### EXTRAIT FOURNI
Ethiopie. Tradition chantée des ménestrels. Spectacle

Date

1997-02-24

Artistes principaux

Lieu de l'évènement

Type d'évènement

Musique

Description de la pratique

L’Éthiopie est un des rares pays d’Afrique dont on puisse retracer l’histoire avec une relative précision. Les connaissances actuelles permettent de remonter au Ve siècle av. J.-C., époque du royaume de Saba, qui s’étendait du sud de l’Arabie au plateau éthiopien. Cependant, si cette période peut être considérée comme l’origine de l’empire éthiopien (ou abyssin [ ]) dans la mesure où elle légitima la longue dynastie salomonide, jusqu’à son extinction en 1974 avec le règne de Hailé Sélassié, c’est avec l’empire d’Aksoum que son histoire débute véritablement.

Listes des zones d'éléments
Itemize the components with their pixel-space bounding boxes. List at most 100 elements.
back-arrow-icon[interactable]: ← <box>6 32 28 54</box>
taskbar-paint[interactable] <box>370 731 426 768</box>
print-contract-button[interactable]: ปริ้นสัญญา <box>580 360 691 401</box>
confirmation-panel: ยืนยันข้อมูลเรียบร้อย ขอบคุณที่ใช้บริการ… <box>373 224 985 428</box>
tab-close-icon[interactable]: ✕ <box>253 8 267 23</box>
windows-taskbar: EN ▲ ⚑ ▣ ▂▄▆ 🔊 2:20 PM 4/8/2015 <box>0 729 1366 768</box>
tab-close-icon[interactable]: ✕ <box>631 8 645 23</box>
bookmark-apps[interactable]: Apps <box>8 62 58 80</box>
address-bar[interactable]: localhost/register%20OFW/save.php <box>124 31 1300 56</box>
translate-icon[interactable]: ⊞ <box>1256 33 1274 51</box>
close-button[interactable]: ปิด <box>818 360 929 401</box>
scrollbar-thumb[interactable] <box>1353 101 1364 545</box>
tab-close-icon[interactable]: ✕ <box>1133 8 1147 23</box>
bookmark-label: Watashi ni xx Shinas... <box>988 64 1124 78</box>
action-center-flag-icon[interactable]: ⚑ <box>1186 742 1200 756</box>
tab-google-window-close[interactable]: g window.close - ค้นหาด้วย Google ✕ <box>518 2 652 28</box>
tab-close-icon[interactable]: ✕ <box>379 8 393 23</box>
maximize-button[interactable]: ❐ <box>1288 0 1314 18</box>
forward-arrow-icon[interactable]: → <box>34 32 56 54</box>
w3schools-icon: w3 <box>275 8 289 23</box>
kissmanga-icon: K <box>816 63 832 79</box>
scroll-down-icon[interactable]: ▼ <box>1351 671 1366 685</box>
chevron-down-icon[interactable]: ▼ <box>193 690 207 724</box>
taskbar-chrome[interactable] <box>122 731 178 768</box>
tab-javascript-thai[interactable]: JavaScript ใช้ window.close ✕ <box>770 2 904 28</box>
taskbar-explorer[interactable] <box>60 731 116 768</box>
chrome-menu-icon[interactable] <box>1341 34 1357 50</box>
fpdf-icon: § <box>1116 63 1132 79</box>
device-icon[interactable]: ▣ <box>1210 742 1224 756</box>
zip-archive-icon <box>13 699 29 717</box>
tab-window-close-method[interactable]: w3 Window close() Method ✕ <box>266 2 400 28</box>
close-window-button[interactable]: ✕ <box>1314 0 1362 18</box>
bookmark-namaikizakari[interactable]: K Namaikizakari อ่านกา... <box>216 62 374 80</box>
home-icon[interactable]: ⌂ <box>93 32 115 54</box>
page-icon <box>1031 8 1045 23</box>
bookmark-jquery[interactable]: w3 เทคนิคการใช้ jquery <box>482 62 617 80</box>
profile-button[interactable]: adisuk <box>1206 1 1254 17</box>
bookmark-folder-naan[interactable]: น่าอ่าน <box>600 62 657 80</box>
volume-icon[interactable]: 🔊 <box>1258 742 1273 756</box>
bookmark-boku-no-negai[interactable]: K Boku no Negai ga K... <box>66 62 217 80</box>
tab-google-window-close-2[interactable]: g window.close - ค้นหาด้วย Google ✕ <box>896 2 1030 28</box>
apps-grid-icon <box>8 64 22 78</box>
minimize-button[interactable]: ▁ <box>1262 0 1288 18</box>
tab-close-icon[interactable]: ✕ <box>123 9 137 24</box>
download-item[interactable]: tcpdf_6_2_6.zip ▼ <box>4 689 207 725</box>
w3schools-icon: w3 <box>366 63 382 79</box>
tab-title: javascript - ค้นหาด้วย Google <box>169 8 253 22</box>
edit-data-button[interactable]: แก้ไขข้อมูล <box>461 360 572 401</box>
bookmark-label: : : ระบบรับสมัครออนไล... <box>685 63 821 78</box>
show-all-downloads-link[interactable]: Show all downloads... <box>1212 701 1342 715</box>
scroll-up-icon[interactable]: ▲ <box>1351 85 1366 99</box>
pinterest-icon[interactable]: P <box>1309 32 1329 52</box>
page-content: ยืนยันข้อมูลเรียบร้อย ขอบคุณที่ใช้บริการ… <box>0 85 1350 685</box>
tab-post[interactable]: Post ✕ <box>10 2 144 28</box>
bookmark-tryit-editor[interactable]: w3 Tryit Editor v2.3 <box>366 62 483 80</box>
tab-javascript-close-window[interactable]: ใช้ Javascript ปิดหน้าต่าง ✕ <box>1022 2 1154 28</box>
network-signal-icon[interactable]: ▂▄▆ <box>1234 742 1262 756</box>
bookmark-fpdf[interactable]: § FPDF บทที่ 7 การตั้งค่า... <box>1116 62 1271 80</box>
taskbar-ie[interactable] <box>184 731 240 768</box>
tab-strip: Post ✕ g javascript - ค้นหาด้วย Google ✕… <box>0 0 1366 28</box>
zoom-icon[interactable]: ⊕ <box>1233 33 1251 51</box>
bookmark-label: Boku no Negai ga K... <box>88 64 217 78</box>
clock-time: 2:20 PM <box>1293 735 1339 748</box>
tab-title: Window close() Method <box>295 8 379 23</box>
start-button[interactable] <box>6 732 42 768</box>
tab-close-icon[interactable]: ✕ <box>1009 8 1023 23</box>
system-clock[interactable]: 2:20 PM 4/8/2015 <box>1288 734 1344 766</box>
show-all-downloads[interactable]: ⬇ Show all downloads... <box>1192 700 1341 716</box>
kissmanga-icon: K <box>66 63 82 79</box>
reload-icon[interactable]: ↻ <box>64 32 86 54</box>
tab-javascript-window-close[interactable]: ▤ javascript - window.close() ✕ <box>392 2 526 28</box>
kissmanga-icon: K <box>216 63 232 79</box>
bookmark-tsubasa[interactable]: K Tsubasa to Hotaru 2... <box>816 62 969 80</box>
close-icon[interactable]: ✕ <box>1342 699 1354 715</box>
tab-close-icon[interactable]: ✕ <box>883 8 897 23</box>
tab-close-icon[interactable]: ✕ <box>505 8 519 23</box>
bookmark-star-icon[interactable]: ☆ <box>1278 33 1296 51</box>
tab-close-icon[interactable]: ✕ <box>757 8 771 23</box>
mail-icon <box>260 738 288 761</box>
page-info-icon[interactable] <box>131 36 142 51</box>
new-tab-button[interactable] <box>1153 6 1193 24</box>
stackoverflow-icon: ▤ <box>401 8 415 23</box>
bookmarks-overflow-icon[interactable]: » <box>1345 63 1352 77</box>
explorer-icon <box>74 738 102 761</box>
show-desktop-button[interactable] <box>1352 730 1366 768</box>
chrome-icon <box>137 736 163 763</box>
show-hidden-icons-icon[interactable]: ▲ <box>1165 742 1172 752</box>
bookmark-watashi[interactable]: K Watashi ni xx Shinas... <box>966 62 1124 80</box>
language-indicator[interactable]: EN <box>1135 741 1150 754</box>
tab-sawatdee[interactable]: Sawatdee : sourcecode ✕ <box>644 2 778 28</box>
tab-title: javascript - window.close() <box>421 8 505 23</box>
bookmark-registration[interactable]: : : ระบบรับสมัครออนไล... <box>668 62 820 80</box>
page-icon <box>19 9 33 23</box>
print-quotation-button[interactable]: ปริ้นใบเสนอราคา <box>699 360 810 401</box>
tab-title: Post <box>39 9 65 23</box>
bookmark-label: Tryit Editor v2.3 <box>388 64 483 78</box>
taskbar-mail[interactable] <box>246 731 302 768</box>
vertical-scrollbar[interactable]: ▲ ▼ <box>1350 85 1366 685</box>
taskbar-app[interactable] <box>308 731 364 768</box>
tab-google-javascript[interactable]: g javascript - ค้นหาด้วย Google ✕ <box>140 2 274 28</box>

### EXERCICE À TRAITER
Transcrivez fidèlement tout ce qui, dans l'extrait sur l'Éthiopie, va de « Type d'évènement » jusqu'à « histoire débute véritablement. ».

### RÉPONSE ATTENDUE
Type d'évènement

Musique

Description de la pratique

L’Éthiopie est un des rares pays d’Afrique dont on puisse retracer l’histoire avec une relative précision. Les connaissances actuelles permettent de remonter au Ve siècle av. J.-C., époque du royaume de Saba, qui s’étendait du sud de l’Arabie au plateau éthiopien. Cependant, si cette période peut être considérée comme l’origine de l’empire éthiopien (ou abyssin [ ]) dans la mesure où elle légitima la longue dynastie salomonide, jusqu’à son extinction en 1974 avec le règne de Hailé Sélassié, c’est avec l’empire d’Aksoum que son histoire débute véritablement.